#### What needs to be done:
Output every line of the material exactly, omitting images.

(Stored entries)

◆ ◆ ◆ ◆

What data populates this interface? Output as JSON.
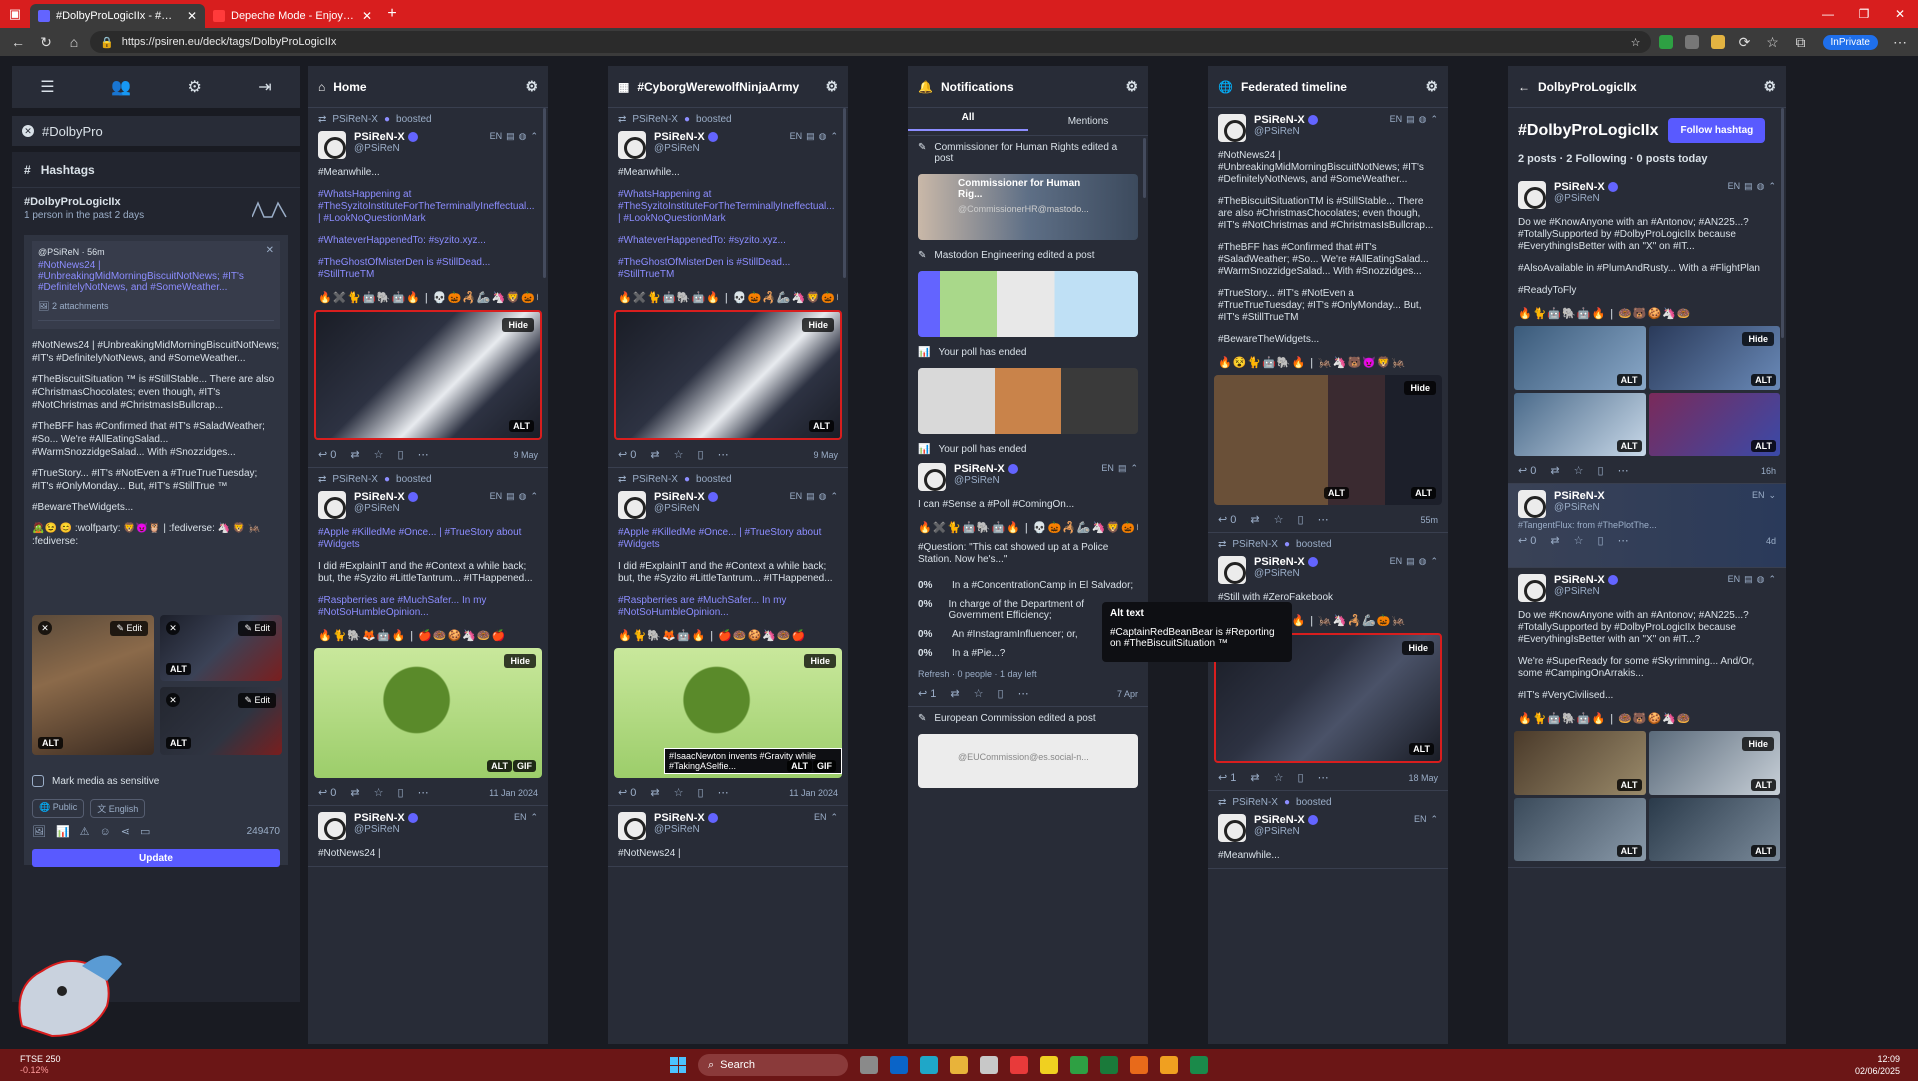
{
  "browser": {
    "tabs": [
      {
        "label": "#DolbyProLogicIIx - #Mastodon..."
      },
      {
        "label": "Depeche Mode - Enjoy The Silence"
      }
    ],
    "url": "https://psiren.eu/deck/tags/DolbyProLogicIIx",
    "inprivate": "InPrivate"
  },
  "left": {
    "search_chip": "#DolbyPro",
    "hashtags_title": "Hashtags",
    "trend_name": "#DolbyProLogicIIx",
    "trend_sub": "1 person in the past 2 days",
    "reply_header": "@PSiReN · 56m",
    "reply_text": "#NotNews24 | #UnbreakingMidMorningBiscuitNotNews; #IT's #DefinitelyNotNews, and #SomeWeather...",
    "attachments": "2 attachments",
    "compose_paras": [
      "#NotNews24 | #UnbreakingMidMorningBiscuitNotNews; #IT's #DefinitelyNotNews, and #SomeWeather...",
      "#TheBiscuitSituation ™ is #StillStable... There are also #ChristmasChocolates; even though, #IT's #NotChristmas and #ChristmasIsBullcrap...",
      "#TheBFF has #Confirmed that #IT's #SaladWeather; #So... We're #AllEatingSalad... #WarmSnozzidgeSalad... With #Snozzidges...",
      "#TrueStory... #IT's #NotEven a #TrueTrueTuesday; #IT's #OnlyMonday... But, #IT's #StillTrue ™",
      "#BewareTheWidgets...",
      "🧟😉 😊 :wolfparty: 🦁😈🦉 | :fediverse: 🦄 🦁 🦗 :fediverse:"
    ],
    "edit": "Edit",
    "alt": "ALT",
    "sensitive": "Mark media as sensitive",
    "visibility": "Public",
    "language": "English",
    "char_count": "249470",
    "update": "Update"
  },
  "columns": {
    "home": {
      "title": "Home"
    },
    "cyborg": {
      "title": "#CyborgWerewolfNinjaArmy"
    },
    "notifications": {
      "title": "Notifications",
      "tab_all": "All",
      "tab_mentions": "Mentions"
    },
    "federated": {
      "title": "Federated timeline"
    },
    "hashtag": {
      "title": "DolbyProLogicIIx"
    }
  },
  "post": {
    "booster": "PSiReN-X",
    "boosted": "boosted",
    "name": "PSiReN-X",
    "handle": "@PSiReN",
    "lang": "EN",
    "hide": "Hide",
    "alt": "ALT",
    "gif": "GIF",
    "p1": [
      "#Meanwhile...",
      "#WhatsHappening at #TheSyzitoInstituteForTheTerminallyIneffectual... | #LookNoQuestionMark",
      "#WhateverHappenedTo: #syzito.xyz...",
      "#TheGhostOfMisterDen is #StillDead... #StillTrueTM"
    ],
    "p1_emoji": "🔥✖️🐈🤖🐘🤖🔥 | 💀🎃🦂🦾🦄🦁🎃💀",
    "p1_date": "9 May",
    "p1_replies": "0",
    "p2": [
      "#Apple #KilledMe #Once... | #TrueStory about #Widgets",
      "I did #ExplainIT and the #Context a while back; but, the #Syzito #LittleTantrum... #ITHappened...",
      "#Raspberries are #MuchSafer... In my #NotSoHumbleOpinion..."
    ],
    "p2_emoji": "🔥🐈🐘🦊🤖🔥 | 🍎🍩🍪🦄🍩🍎",
    "p2_date": "11 Jan 2024",
    "p2_replies": "0",
    "newton_alt": "#IsaacNewton invents #Gravity while #TakingASelfie...",
    "p3_start": "#NotNews24 |"
  },
  "notifications": {
    "n1": "Commissioner for Human Rights edited a post",
    "n1_card_title": "Commissioner for Human Rig...",
    "n1_card_sub": "@CommissionerHR@mastodo...",
    "n2": "Mastodon Engineering edited a post",
    "n3": "Your poll has ended",
    "n4": "Your poll has ended",
    "poll_text": "I can #Sense a #Poll #ComingOn...",
    "poll_q": "#Question: \"This cat showed up at a Police Station. Now he's...\"",
    "poll_opts": [
      {
        "pct": "0%",
        "label": "In a #ConcentrationCamp in El Salvador;"
      },
      {
        "pct": "0%",
        "label": "In charge of the Department of Government Efficiency;"
      },
      {
        "pct": "0%",
        "label": "An #InstagramInfluencer; or,"
      },
      {
        "pct": "0%",
        "label": "In a #Pie...?"
      }
    ],
    "poll_foot": "Refresh · 0 people · 1 day left",
    "poll_date": "7 Apr",
    "poll_replies": "1",
    "n5": "European Commission edited a post",
    "n5_sub": "@EUCommission@es.social-n...",
    "tooltip_title": "Alt text",
    "tooltip_text": "#CaptainRedBeanBear is #Reporting on #TheBiscuitSituation ™"
  },
  "federated": {
    "paras": [
      "#NotNews24 | #UnbreakingMidMorningBiscuitNotNews; #IT's #DefinitelyNotNews, and #SomeWeather...",
      "#TheBiscuitSituationTM is #StillStable... There are also #ChristmasChocolates; even though, #IT's #NotChristmas and #ChristmasIsBullcrap...",
      "#TheBFF has #Confirmed that #IT's #SaladWeather; #So... We're #AllEatingSalad... #WarmSnozzidgeSalad... With #Snozzidges...",
      "#TrueStory... #IT's #NotEven a #TrueTrueTuesday; #IT's #OnlyMonday... But, #IT's #StillTrueTM",
      "#BewareTheWidgets..."
    ],
    "emoji": "🔥😵🐈🤖🐘🔥 | 🦗🦄🐻😈🦁🦗",
    "date1": "55m",
    "replies1": "0",
    "p2_text": "#Still with #ZeroFakebook",
    "p2_emoji": "🔥😵🐈🤖🐘🔥 | 🦗🦄🦂🦾🎃🦗",
    "date2": "18 May",
    "replies2": "1",
    "p3_start": "#Meanwhile..."
  },
  "hashtag": {
    "tag": "#DolbyProLogicIIx",
    "follow": "Follow hashtag",
    "stats": "2 posts · 2 Following · 0 posts today",
    "p1": [
      "Do we #KnowAnyone with an #Antonov; #AN225...? #TotallySupported by #DolbyProLogicIIx because #EverythingIsBetter with an \"X\" on #IT...",
      "#AlsoAvailable in #PlumAndRusty... With a #FlightPlan",
      "#ReadyToFly"
    ],
    "emoji": "🔥🐈🤖🐘🤖🔥 | 🍩🐻🍪🦄🍩",
    "date1": "16h",
    "replies1": "0",
    "boosted_date": "4d",
    "boosted_text": "#TangentFlux: from #ThePlotThe...",
    "p2": [
      "Do we #KnowAnyone with an #Antonov; #AN225...? #TotallySupported by #DolbyProLogicIIx because #EverythingIsBetter with an \"X\" on #IT...?",
      "We're #SuperReady for some #Skyrimming... And/Or, some #CampingOnArrakis...",
      "#IT's #VeryCivilised..."
    ]
  },
  "taskbar": {
    "ticker_name": "FTSE 250",
    "ticker_change": "-0.12%",
    "search": "Search",
    "time": "12:09",
    "date": "02/06/2025"
  },
  "colors": {
    "accent": "#595aff",
    "titlebar": "#d81e1e",
    "bg": "#191b22",
    "panel": "#282c37"
  }
}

◆ ◆ ◆ ◆

#### Expected output:
What data populates this interface? Output as JSON.
{
  "browser": {
    "tabs": [
      {
        "label": "#DolbyProLogicIIx - #Mastodon..."
      },
      {
        "label": "Depeche Mode - Enjoy The Silence"
      }
    ],
    "url": "https://psiren.eu/deck/tags/DolbyProLogicIIx",
    "inprivate": "InPrivate"
  },
  "left": {
    "search_chip": "#DolbyPro",
    "hashtags_title": "Hashtags",
    "trend_name": "#DolbyProLogicIIx",
    "trend_sub": "1 person in the past 2 days",
    "reply_header": "@PSiReN · 56m",
    "reply_text": "#NotNews24 | #UnbreakingMidMorningBiscuitNotNews; #IT's #DefinitelyNotNews, and #SomeWeather...",
    "attachments": "2 attachments",
    "compose_paras": [
      "#NotNews24 | #UnbreakingMidMorningBiscuitNotNews; #IT's #DefinitelyNotNews, and #SomeWeather...",
      "#TheBiscuitSituation ™ is #StillStable... There are also #ChristmasChocolates; even though, #IT's #NotChristmas and #ChristmasIsBullcrap...",
      "#TheBFF has #Confirmed that #IT's #SaladWeather; #So... We're #AllEatingSalad... #WarmSnozzidgeSalad... With #Snozzidges...",
      "#TrueStory... #IT's #NotEven a #TrueTrueTuesday; #IT's #OnlyMonday... But, #IT's #StillTrue ™",
      "#BewareTheWidgets...",
      "🧟😉 😊 :wolfparty: 🦁😈🦉 | :fediverse: 🦄 🦁 🦗 :fediverse:"
    ],
    "edit": "Edit",
    "alt": "ALT",
    "sensitive": "Mark media as sensitive",
    "visibility": "Public",
    "language": "English",
    "char_count": "249470",
    "update": "Update"
  },
  "columns": {
    "home": {
      "title": "Home"
    },
    "cyborg": {
      "title": "#CyborgWerewolfNinjaArmy"
    },
    "notifications": {
      "title": "Notifications",
      "tab_all": "All",
      "tab_mentions": "Mentions"
    },
    "federated": {
      "title": "Federated timeline"
    },
    "hashtag": {
      "title": "DolbyProLogicIIx"
    }
  },
  "post": {
    "booster": "PSiReN-X",
    "boosted": "boosted",
    "name": "PSiReN-X",
    "handle": "@PSiReN",
    "lang": "EN",
    "hide": "Hide",
    "alt": "ALT",
    "gif": "GIF",
    "p1": [
      "#Meanwhile...",
      "#WhatsHappening at #TheSyzitoInstituteForTheTerminallyIneffectual... | #LookNoQuestionMark",
      "#WhateverHappenedTo: #syzito.xyz...",
      "#TheGhostOfMisterDen is #StillDead... #StillTrueTM"
    ],
    "p1_emoji": "🔥✖️🐈🤖🐘🤖🔥 | 💀🎃🦂🦾🦄🦁🎃💀",
    "p1_date": "9 May",
    "p1_replies": "0",
    "p2": [
      "#Apple #KilledMe #Once... | #TrueStory about #Widgets",
      "I did #ExplainIT and the #Context a while back; but, the #Syzito #LittleTantrum... #ITHappened...",
      "#Raspberries are #MuchSafer... In my #NotSoHumbleOpinion..."
    ],
    "p2_emoji": "🔥🐈🐘🦊🤖🔥 | 🍎🍩🍪🦄🍩🍎",
    "p2_date": "11 Jan 2024",
    "p2_replies": "0",
    "newton_alt": "#IsaacNewton invents #Gravity while #TakingASelfie...",
    "p3_start": "#NotNews24 |"
  },
  "notifications": {
    "n1": "Commissioner for Human Rights edited a post",
    "n1_card_title": "Commissioner for Human Rig...",
    "n1_card_sub": "@CommissionerHR@mastodo...",
    "n2": "Mastodon Engineering edited a post",
    "n3": "Your poll has ended",
    "n4": "Your poll has ended",
    "poll_text": "I can #Sense a #Poll #ComingOn...",
    "poll_q": "#Question: \"This cat showed up at a Police Station. Now he's...\"",
    "poll_opts": [
      {
        "pct": "0%",
        "label": "In a #ConcentrationCamp in El Salvador;"
      },
      {
        "pct": "0%",
        "label": "In charge of the Department of Government Efficiency;"
      },
      {
        "pct": "0%",
        "label": "An #InstagramInfluencer; or,"
      },
      {
        "pct": "0%",
        "label": "In a #Pie...?"
      }
    ],
    "poll_foot": "Refresh · 0 people · 1 day left",
    "poll_date": "7 Apr",
    "poll_replies": "1",
    "n5": "European Commission edited a post",
    "n5_sub": "@EUCommission@es.social-n...",
    "tooltip_title": "Alt text",
    "tooltip_text": "#CaptainRedBeanBear is #Reporting on #TheBiscuitSituation ™"
  },
  "federated": {
    "paras": [
      "#NotNews24 | #UnbreakingMidMorningBiscuitNotNews; #IT's #DefinitelyNotNews, and #SomeWeather...",
      "#TheBiscuitSituationTM is #StillStable... There are also #ChristmasChocolates; even though, #IT's #NotChristmas and #ChristmasIsBullcrap...",
      "#TheBFF has #Confirmed that #IT's #SaladWeather; #So... We're #AllEatingSalad... #WarmSnozzidgeSalad... With #Snozzidges...",
      "#TrueStory... #IT's #NotEven a #TrueTrueTuesday; #IT's #OnlyMonday... But, #IT's #StillTrueTM",
      "#BewareTheWidgets..."
    ],
    "emoji": "🔥😵🐈🤖🐘🔥 | 🦗🦄🐻😈🦁🦗",
    "date1": "55m",
    "replies1": "0",
    "p2_text": "#Still with #ZeroFakebook",
    "p2_emoji": "🔥😵🐈🤖🐘🔥 | 🦗🦄🦂🦾🎃🦗",
    "date2": "18 May",
    "replies2": "1",
    "p3_start": "#Meanwhile..."
  },
  "hashtag": {
    "tag": "#DolbyProLogicIIx",
    "follow": "Follow hashtag",
    "stats": "2 posts · 2 Following · 0 posts today",
    "p1": [
      "Do we #KnowAnyone with an #Antonov; #AN225...? #TotallySupported by #DolbyProLogicIIx because #EverythingIsBetter with an \"X\" on #IT...",
      "#AlsoAvailable in #PlumAndRusty... With a #FlightPlan",
      "#ReadyToFly"
    ],
    "emoji": "🔥🐈🤖🐘🤖🔥 | 🍩🐻🍪🦄🍩",
    "date1": "16h",
    "replies1": "0",
    "boosted_date": "4d",
    "boosted_text": "#TangentFlux: from #ThePlotThe...",
    "p2": [
      "Do we #KnowAnyone with an #Antonov; #AN225...? #TotallySupported by #DolbyProLogicIIx because #EverythingIsBetter with an \"X\" on #IT...?",
      "We're #SuperReady for some #Skyrimming... And/Or, some #CampingOnArrakis...",
      "#IT's #VeryCivilised..."
    ]
  },
  "taskbar": {
    "ticker_name": "FTSE 250",
    "ticker_change": "-0.12%",
    "search": "Search",
    "time": "12:09",
    "date": "02/06/2025"
  },
  "colors": {
    "accent": "#595aff",
    "titlebar": "#d81e1e",
    "bg": "#191b22",
    "panel": "#282c37"
  }
}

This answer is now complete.